§ Stored data
- - - -
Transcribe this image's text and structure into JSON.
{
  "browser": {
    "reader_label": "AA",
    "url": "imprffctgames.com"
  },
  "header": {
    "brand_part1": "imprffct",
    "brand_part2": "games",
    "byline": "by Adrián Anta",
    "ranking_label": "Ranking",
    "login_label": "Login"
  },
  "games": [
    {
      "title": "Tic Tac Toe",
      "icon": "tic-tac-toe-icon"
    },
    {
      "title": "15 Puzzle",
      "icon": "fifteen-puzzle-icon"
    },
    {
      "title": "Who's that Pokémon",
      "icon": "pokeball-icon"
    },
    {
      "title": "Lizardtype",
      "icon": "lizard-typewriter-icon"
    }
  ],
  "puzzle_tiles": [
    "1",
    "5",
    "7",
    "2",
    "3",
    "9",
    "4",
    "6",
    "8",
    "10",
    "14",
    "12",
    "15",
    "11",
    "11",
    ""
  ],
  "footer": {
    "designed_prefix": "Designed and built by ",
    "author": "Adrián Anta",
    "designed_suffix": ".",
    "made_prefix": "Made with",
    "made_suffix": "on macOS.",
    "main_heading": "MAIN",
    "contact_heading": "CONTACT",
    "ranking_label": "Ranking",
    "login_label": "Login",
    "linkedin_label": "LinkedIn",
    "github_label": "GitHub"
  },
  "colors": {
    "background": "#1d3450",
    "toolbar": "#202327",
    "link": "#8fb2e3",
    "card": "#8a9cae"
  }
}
- - - -
§ Goal
Take each line of the material that contains the word "Anta" and list it.

§ Task result
    "byline": "by Adrián Anta",
    "author": "Adrián Anta",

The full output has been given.